# EXERCISE TASK
Revise the material from the line with "Where is each" up to and including the line with "answer-mantissa: 1.53×10 — [82, 96, 130, 112]", changing "redo" to "repeat" and keeping everything else the same. Omit the picture lines from your answer.

# RECORDS FOR PROCESSING
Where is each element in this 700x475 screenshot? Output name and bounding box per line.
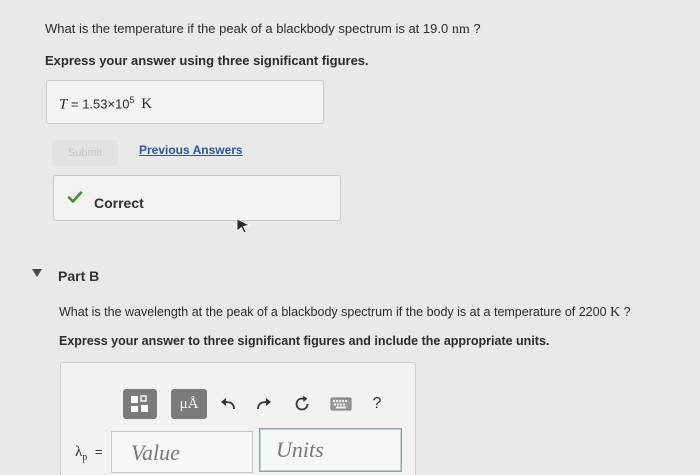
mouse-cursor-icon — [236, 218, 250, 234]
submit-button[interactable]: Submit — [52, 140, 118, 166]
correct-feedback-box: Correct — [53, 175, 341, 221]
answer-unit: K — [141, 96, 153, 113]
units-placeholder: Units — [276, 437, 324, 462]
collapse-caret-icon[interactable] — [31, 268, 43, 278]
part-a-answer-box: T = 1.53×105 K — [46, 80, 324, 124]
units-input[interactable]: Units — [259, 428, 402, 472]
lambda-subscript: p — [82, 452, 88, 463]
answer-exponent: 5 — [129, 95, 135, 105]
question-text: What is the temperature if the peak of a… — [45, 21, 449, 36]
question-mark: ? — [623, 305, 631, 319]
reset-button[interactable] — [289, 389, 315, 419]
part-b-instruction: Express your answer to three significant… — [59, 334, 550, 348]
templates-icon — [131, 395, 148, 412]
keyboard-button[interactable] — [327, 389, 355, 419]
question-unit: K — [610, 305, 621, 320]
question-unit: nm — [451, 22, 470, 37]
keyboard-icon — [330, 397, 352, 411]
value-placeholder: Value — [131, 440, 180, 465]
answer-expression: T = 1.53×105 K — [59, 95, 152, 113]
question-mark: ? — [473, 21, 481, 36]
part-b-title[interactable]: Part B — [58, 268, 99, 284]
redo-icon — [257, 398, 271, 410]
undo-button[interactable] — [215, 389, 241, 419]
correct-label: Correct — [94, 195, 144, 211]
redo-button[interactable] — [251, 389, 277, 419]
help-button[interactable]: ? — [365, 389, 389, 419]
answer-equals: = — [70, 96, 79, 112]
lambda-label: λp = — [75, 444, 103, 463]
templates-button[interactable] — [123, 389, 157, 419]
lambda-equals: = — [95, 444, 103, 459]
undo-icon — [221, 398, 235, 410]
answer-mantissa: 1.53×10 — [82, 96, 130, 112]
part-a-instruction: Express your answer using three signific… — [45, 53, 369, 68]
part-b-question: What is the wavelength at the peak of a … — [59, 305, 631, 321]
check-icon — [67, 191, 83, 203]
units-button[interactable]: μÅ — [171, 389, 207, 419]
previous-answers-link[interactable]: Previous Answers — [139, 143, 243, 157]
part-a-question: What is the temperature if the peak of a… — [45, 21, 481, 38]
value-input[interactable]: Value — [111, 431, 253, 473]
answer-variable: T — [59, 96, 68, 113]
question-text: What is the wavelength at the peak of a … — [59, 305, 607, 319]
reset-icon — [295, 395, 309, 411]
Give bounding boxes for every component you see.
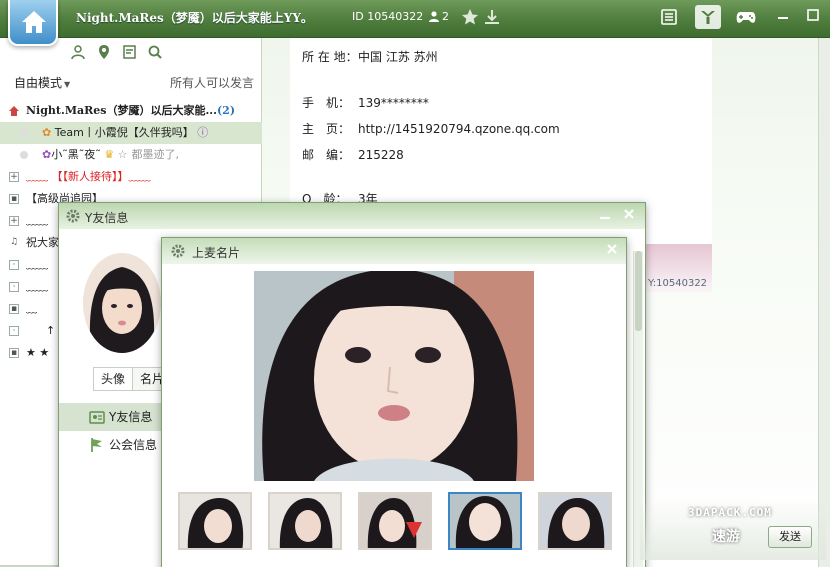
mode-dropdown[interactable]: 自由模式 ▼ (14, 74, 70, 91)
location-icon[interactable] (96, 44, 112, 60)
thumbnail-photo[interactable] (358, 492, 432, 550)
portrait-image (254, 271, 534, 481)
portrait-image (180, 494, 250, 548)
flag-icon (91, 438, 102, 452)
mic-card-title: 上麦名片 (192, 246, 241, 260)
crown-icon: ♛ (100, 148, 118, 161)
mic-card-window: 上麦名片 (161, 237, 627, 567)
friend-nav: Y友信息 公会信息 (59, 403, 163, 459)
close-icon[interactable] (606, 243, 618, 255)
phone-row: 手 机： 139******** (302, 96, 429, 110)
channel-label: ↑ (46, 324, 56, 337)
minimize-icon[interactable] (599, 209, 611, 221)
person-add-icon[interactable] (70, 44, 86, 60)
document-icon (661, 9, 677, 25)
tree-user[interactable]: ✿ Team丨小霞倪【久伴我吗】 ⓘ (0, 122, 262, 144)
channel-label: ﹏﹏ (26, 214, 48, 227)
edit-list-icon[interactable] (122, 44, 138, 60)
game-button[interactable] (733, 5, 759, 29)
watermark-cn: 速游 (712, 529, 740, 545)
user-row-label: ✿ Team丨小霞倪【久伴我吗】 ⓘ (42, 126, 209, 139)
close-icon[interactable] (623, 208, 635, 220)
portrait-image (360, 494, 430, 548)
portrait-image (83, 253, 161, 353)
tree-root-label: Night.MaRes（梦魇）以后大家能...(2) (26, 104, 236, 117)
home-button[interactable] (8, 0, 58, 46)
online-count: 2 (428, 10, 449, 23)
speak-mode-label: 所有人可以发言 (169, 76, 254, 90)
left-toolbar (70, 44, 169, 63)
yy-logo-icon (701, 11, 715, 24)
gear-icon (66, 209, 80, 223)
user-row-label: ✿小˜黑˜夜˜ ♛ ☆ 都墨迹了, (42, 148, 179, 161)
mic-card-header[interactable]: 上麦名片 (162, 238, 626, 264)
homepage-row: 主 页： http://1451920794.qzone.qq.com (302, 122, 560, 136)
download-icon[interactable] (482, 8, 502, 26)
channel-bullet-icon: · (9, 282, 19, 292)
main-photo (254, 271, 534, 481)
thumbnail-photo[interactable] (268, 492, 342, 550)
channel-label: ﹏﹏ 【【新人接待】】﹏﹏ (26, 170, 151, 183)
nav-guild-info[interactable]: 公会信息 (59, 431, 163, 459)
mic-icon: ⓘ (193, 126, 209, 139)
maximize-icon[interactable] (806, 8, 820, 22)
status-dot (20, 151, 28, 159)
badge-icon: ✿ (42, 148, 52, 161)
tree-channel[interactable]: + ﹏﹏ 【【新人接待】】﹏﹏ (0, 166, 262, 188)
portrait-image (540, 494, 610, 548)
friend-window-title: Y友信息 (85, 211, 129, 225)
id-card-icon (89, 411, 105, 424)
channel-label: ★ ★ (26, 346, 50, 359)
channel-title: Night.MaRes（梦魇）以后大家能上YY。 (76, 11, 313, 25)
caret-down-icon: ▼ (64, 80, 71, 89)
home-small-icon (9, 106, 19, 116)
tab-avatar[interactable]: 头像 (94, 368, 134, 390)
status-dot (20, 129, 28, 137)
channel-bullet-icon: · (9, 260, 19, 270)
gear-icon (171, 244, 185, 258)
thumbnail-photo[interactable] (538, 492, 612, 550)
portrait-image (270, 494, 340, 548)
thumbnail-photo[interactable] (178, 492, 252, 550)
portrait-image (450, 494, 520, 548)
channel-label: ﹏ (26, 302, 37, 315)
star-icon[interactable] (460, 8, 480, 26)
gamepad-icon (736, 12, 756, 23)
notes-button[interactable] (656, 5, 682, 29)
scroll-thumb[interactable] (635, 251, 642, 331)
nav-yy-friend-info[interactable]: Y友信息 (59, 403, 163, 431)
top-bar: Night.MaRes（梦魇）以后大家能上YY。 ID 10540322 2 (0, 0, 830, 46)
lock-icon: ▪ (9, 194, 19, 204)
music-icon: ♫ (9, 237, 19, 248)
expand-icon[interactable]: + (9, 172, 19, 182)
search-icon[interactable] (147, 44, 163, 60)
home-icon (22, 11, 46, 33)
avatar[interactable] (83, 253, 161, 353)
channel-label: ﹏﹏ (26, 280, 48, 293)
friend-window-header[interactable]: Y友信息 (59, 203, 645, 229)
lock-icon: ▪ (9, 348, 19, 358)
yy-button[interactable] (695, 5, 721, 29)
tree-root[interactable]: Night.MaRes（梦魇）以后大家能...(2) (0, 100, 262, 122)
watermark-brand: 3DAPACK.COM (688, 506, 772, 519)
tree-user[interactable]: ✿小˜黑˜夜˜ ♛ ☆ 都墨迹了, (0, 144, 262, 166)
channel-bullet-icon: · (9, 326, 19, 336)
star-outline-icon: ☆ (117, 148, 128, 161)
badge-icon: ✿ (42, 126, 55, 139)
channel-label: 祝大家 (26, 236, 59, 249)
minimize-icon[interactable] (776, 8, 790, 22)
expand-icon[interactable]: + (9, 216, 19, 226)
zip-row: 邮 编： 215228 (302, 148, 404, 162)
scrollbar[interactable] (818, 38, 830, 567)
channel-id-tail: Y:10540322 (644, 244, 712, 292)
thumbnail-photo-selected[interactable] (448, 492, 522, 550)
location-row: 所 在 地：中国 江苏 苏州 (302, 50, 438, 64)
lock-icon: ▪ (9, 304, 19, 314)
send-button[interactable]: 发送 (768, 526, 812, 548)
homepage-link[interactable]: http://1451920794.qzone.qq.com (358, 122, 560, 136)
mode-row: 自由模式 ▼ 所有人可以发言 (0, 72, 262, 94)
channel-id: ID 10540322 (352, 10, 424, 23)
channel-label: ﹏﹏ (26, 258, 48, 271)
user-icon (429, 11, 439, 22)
==
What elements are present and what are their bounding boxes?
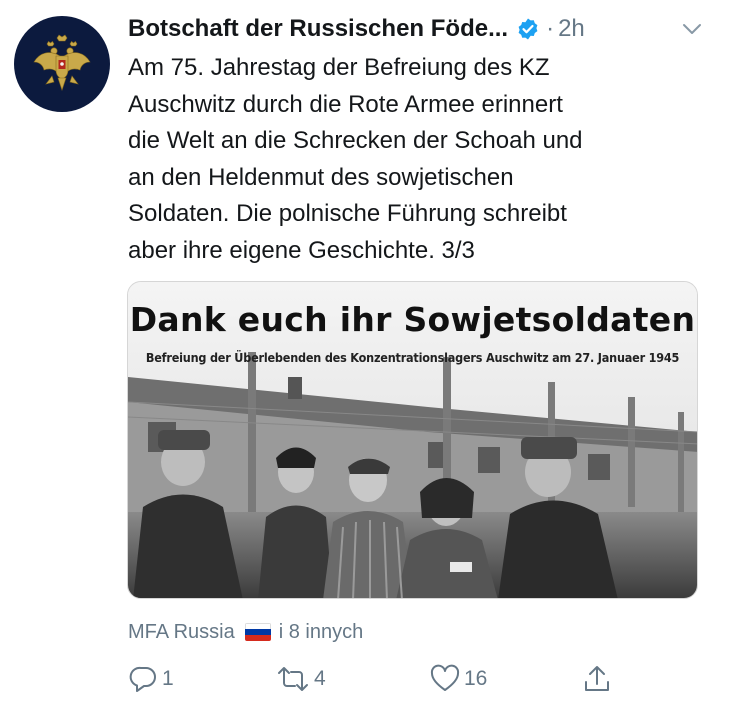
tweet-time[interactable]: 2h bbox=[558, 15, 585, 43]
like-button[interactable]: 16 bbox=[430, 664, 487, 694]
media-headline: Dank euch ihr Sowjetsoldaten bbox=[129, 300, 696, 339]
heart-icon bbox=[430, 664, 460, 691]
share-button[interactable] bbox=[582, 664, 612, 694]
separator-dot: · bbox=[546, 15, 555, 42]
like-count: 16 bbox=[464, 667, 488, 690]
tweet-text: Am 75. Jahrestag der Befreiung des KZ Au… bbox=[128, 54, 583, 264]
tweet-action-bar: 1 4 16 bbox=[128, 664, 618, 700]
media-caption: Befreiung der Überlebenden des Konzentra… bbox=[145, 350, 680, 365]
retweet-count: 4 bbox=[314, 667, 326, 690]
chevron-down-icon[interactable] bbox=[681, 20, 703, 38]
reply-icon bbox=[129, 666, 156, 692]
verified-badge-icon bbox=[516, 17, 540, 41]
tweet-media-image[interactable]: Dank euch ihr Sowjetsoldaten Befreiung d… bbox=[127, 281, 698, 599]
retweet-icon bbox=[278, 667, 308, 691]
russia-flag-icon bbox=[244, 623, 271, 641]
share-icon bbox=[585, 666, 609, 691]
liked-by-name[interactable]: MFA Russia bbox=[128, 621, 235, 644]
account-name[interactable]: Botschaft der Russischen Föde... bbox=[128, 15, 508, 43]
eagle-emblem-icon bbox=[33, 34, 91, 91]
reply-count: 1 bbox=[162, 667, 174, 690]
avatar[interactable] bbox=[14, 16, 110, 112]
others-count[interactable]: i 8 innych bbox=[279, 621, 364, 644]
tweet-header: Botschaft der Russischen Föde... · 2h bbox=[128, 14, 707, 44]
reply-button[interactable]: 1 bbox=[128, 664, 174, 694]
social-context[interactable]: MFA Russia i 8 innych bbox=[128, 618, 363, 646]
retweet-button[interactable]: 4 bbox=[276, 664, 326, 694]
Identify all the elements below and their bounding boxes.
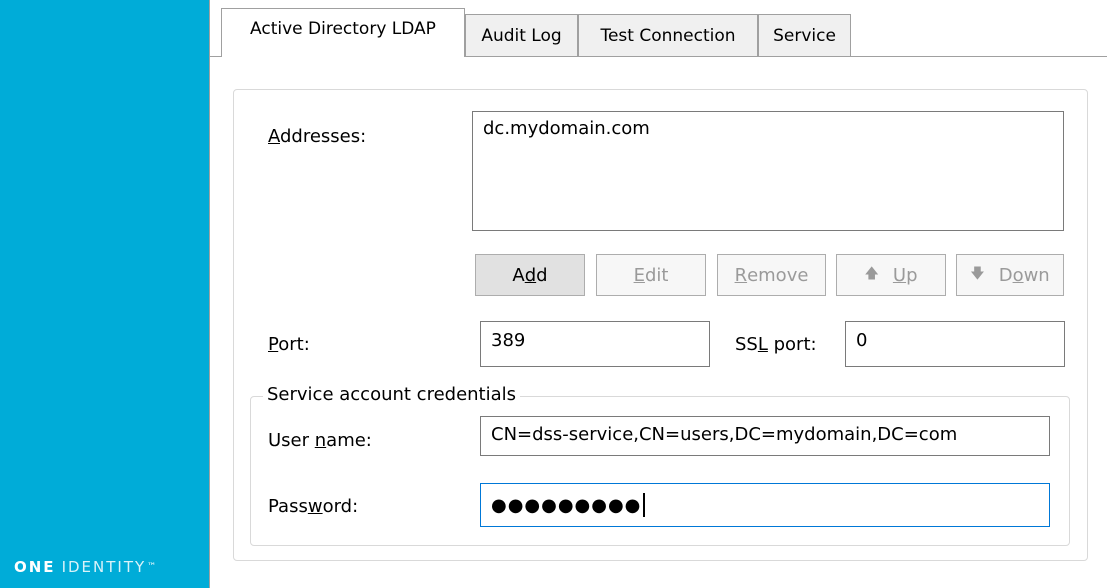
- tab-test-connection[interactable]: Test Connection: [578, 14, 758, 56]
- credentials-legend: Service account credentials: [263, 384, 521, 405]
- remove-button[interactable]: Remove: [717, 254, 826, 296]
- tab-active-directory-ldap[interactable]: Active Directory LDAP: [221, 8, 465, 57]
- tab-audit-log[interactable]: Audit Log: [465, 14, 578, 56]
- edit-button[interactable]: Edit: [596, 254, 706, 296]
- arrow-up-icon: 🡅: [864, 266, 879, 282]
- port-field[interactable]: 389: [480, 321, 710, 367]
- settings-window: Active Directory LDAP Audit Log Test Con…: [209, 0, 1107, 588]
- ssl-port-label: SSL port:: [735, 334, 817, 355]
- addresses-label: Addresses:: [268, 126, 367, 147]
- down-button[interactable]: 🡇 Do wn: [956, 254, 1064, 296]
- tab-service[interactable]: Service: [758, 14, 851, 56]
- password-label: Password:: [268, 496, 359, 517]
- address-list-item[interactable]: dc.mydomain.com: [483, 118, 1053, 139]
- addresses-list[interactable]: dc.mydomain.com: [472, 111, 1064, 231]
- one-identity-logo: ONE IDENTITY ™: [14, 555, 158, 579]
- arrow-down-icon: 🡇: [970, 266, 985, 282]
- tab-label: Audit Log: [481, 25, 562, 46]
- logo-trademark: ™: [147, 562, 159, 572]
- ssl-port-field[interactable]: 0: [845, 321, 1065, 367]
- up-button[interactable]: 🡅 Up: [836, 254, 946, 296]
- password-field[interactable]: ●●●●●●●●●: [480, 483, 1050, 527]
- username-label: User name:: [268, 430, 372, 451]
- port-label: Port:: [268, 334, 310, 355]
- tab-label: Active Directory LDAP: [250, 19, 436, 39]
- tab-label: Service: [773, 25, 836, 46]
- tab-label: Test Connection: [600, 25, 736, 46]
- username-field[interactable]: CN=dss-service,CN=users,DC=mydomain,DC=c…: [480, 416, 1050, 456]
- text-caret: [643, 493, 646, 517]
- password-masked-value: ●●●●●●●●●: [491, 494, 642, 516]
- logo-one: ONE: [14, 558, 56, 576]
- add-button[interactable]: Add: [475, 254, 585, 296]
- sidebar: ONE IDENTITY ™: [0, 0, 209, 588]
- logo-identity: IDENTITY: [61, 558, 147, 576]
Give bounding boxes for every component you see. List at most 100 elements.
---
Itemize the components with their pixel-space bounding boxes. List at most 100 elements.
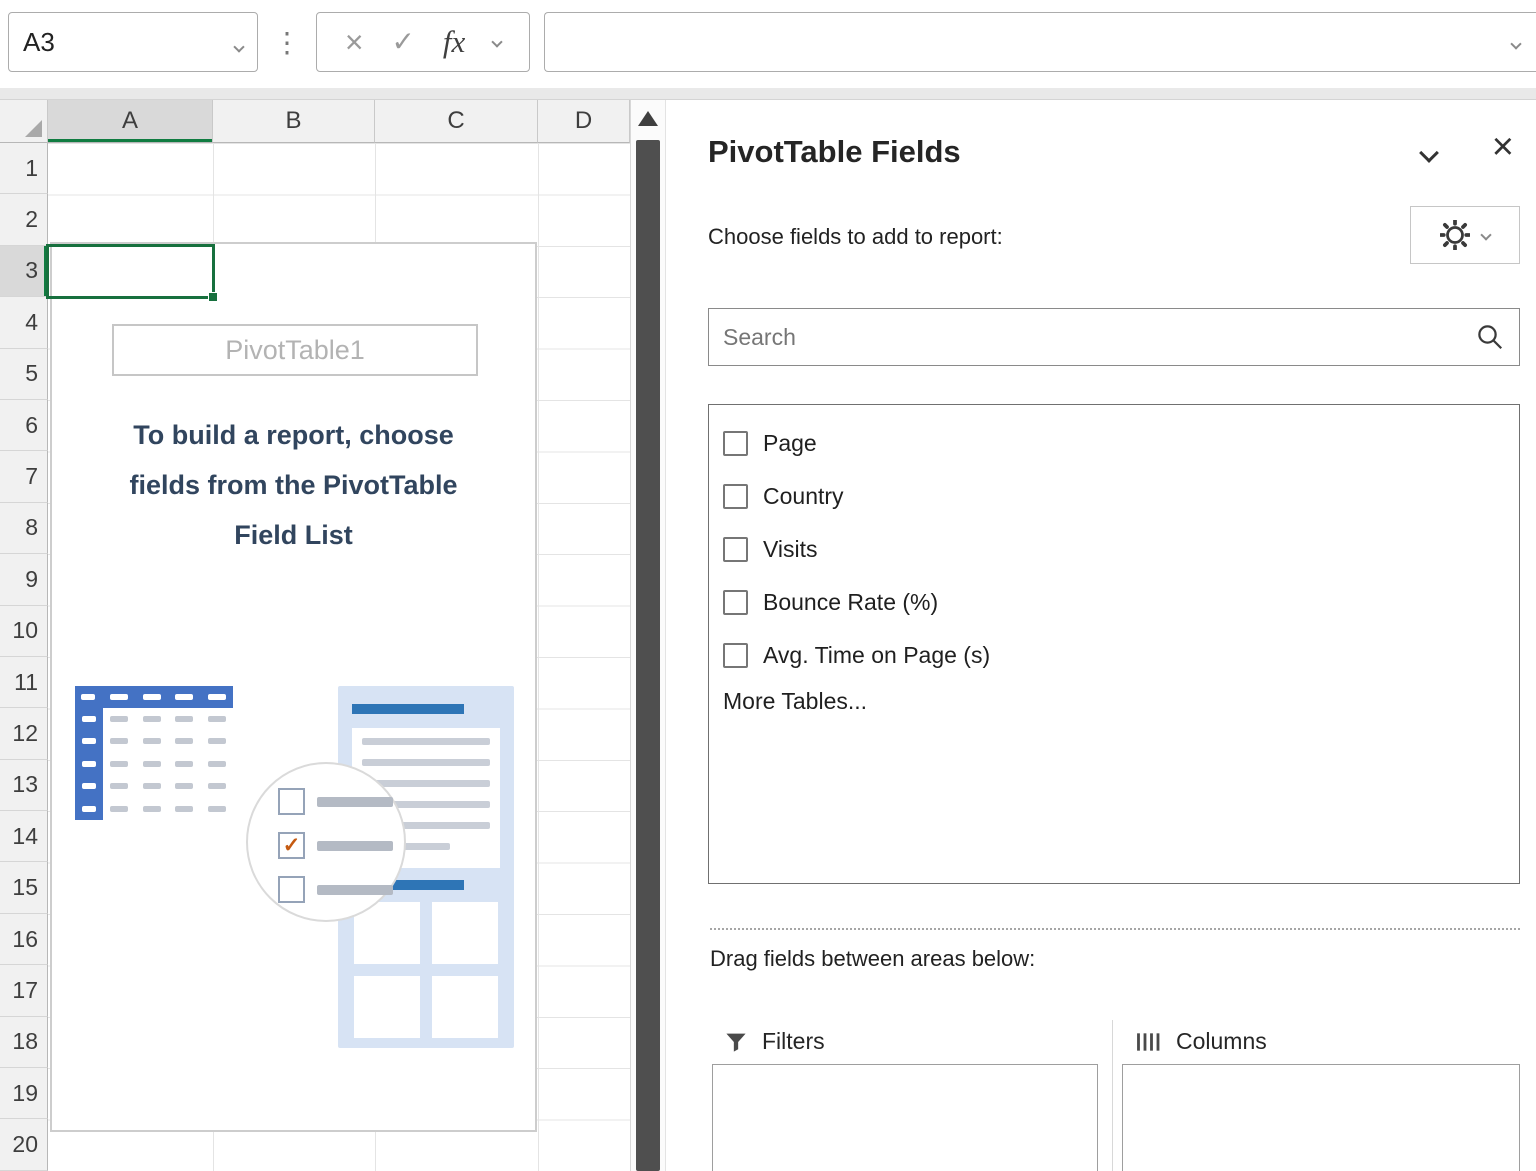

# EXERCISE ANSWER
Where is each element in this 700x475 screenshot? Output name and bounding box per line.
mouse-cursor-icon — [236, 218, 250, 234]
submit-button[interactable]: Submit — [52, 140, 118, 166]
correct-feedback-box: Correct — [53, 175, 341, 221]
answer-unit: K — [141, 96, 153, 113]
units-placeholder: Units — [276, 437, 324, 462]
collapse-caret-icon[interactable] — [31, 268, 43, 278]
part-a-answer-box: T = 1.53×105 K — [46, 80, 324, 124]
units-input[interactable]: Units — [259, 428, 402, 472]
lambda-subscript: p — [82, 452, 88, 463]
answer-exponent: 5 — [129, 95, 135, 105]
question-text: What is the temperature if the peak of a… — [45, 21, 449, 36]
question-mark: ? — [623, 305, 631, 319]
reset-button[interactable] — [289, 389, 315, 419]
part-b-instruction: Express your answer to three significant… — [59, 334, 550, 348]
templates-icon — [131, 395, 148, 412]
keyboard-button[interactable] — [327, 389, 355, 419]
question-unit: K — [610, 305, 621, 320]
question-unit: nm — [451, 22, 470, 37]
keyboard-icon — [330, 397, 352, 411]
value-placeholder: Value — [131, 440, 180, 465]
answer-expression: T = 1.53×105 K — [59, 95, 152, 113]
question-mark: ? — [473, 21, 481, 36]
part-b-title[interactable]: Part B — [58, 268, 99, 284]
repeat-icon — [257, 398, 271, 410]
undo-button[interactable] — [215, 389, 241, 419]
correct-label: Correct — [94, 195, 144, 211]
repeat-button[interactable] — [251, 389, 277, 419]
help-button[interactable]: ? — [365, 389, 389, 419]
answer-equals: = — [70, 96, 79, 112]
lambda-label: λp = — [75, 444, 103, 463]
templates-button[interactable] — [123, 389, 157, 419]
lambda-equals: = — [95, 444, 103, 459]
undo-icon — [221, 398, 235, 410]
answer-mantissa: 1.53×10 — [82, 96, 130, 112]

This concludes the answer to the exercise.